(Chart and figure data)
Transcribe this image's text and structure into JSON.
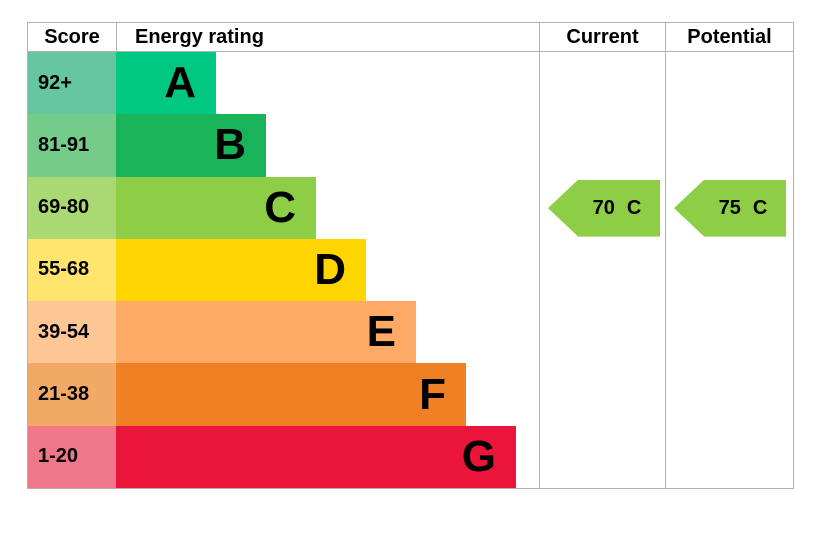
{
  "colors": {
    "border": "#b3b3b3",
    "text": "#000000",
    "background": "#ffffff"
  },
  "header": {
    "score": "Score",
    "energy_rating": "Energy rating",
    "current": "Current",
    "potential": "Potential"
  },
  "chart_data": {
    "type": "bar",
    "subtype": "epc-energy-rating",
    "orientation": "horizontal",
    "title": "Energy rating",
    "legend_position": "none",
    "grid": false,
    "bands": [
      {
        "letter": "A",
        "score_range": "92+",
        "bar_color": "#00c781",
        "score_bg_color": "#65c6a1"
      },
      {
        "letter": "B",
        "score_range": "81-91",
        "bar_color": "#19b459",
        "score_bg_color": "#74cb8a"
      },
      {
        "letter": "C",
        "score_range": "69-80",
        "bar_color": "#8dce46",
        "score_bg_color": "#aad974"
      },
      {
        "letter": "D",
        "score_range": "55-68",
        "bar_color": "#ffd500",
        "score_bg_color": "#ffe46d"
      },
      {
        "letter": "E",
        "score_range": "39-54",
        "bar_color": "#fcaa65",
        "score_bg_color": "#fcc795"
      },
      {
        "letter": "F",
        "score_range": "21-38",
        "bar_color": "#ef8023",
        "score_bg_color": "#f2a966"
      },
      {
        "letter": "G",
        "score_range": "1-20",
        "bar_color": "#e9153b",
        "score_bg_color": "#f0778a"
      }
    ],
    "current": {
      "value": 70,
      "band": "C",
      "arrow_color": "#8dce46"
    },
    "potential": {
      "value": 75,
      "band": "C",
      "arrow_color": "#8dce46"
    }
  }
}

Do this — Among the entries above, identify all lines with "letter" and copy them.

Exercise answer —
        "letter": "A",
        "letter": "B",
        "letter": "C",
        "letter": "D",
        "letter": "E",
        "letter": "F",
        "letter": "G",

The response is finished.